What to work on
Single out the lines that include the word "реализации". Copy them.

Collection entries:
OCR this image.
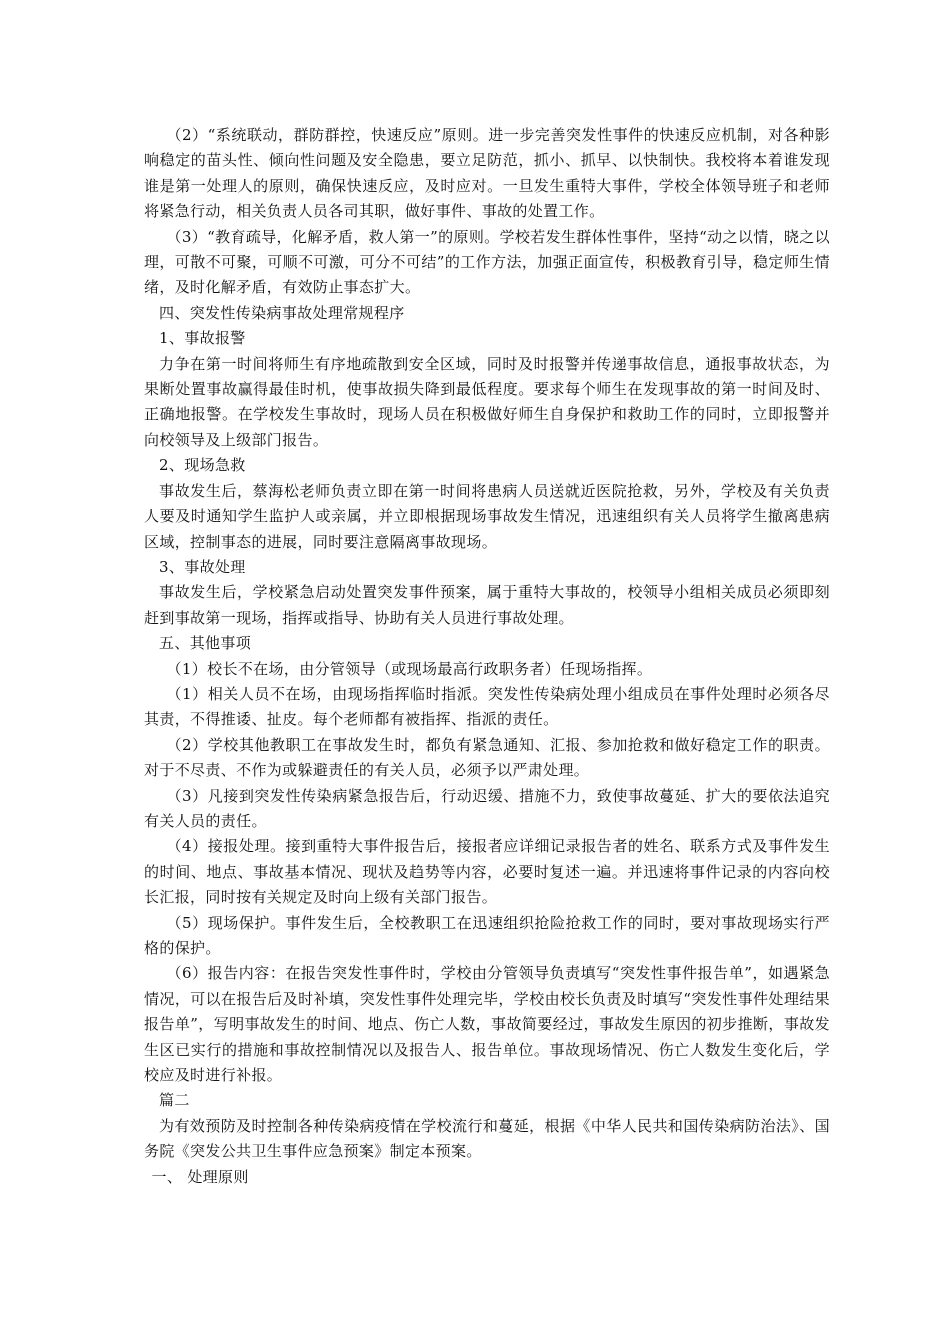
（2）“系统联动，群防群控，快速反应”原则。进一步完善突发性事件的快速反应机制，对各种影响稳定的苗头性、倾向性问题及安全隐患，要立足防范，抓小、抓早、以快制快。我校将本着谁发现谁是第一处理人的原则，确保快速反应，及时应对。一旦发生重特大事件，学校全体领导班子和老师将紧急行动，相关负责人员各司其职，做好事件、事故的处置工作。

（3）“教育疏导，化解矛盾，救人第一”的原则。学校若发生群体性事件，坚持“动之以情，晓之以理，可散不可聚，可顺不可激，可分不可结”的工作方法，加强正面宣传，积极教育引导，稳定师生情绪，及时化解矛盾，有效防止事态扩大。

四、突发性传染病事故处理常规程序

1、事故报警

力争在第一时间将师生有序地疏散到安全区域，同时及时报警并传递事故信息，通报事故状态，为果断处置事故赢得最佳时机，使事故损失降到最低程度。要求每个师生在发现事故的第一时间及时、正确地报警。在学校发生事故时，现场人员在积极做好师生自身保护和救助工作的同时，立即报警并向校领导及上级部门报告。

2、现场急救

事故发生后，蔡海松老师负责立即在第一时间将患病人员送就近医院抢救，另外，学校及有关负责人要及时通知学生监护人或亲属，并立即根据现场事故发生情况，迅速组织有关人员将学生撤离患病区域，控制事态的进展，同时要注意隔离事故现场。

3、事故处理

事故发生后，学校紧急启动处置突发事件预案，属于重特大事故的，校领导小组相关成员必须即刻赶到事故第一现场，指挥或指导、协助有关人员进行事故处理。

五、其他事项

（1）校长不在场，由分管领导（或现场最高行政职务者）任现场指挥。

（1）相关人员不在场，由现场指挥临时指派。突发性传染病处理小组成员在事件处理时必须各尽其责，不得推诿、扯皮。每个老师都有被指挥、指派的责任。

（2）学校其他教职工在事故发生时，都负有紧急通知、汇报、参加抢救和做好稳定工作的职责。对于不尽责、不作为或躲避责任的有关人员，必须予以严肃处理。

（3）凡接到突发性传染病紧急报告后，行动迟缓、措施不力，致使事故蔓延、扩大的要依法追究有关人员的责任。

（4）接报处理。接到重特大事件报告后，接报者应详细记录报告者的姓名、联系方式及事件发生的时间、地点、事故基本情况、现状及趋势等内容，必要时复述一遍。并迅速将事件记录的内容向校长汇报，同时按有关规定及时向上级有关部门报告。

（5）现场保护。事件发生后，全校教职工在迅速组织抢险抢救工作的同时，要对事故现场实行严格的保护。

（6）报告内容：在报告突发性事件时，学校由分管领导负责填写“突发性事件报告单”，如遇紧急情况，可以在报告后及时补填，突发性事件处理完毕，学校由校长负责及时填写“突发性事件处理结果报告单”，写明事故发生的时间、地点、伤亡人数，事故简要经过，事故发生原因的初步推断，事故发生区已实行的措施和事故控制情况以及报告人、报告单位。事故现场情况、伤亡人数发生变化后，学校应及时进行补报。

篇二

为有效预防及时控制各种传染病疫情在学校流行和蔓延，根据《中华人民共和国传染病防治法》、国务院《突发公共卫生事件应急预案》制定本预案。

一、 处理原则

---

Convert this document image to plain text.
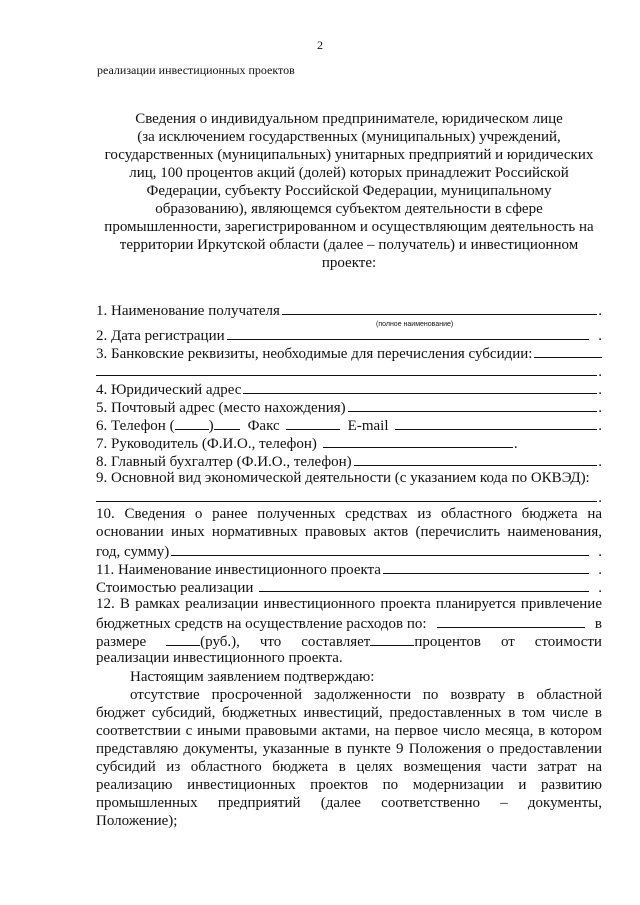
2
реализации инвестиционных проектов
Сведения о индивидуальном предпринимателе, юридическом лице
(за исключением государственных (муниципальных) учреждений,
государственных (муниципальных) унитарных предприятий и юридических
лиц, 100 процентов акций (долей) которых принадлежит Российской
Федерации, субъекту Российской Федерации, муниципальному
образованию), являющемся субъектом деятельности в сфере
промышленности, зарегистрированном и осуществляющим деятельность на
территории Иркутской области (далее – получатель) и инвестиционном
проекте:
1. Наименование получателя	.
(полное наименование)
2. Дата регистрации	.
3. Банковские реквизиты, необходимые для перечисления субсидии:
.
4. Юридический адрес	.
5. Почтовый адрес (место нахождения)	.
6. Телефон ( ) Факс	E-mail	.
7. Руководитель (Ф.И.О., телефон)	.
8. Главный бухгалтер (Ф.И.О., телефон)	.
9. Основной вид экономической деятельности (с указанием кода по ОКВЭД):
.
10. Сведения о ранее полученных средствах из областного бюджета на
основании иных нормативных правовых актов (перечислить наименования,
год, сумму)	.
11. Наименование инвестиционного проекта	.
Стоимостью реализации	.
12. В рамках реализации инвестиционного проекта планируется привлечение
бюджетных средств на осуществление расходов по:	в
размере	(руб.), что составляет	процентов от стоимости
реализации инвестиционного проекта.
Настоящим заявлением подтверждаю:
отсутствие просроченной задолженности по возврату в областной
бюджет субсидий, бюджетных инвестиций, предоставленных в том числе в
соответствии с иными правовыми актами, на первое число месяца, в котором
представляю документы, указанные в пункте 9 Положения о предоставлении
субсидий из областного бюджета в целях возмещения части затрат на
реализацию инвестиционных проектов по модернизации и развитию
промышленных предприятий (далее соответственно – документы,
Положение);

==

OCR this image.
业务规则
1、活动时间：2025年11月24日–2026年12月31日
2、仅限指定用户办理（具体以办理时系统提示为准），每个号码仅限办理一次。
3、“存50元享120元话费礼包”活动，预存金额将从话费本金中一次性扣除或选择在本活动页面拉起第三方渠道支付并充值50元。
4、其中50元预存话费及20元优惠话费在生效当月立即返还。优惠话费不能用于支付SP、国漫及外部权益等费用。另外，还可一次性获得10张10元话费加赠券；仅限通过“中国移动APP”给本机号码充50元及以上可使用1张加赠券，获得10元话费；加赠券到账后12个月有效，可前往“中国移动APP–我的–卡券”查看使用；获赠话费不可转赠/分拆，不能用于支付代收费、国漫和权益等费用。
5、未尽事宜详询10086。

Complete output
реализации инвестиционных проектов
Стоимостью реализации	.
12. В рамках реализации инвестиционного проекта планируется привлечение
реализации инвестиционного проекта.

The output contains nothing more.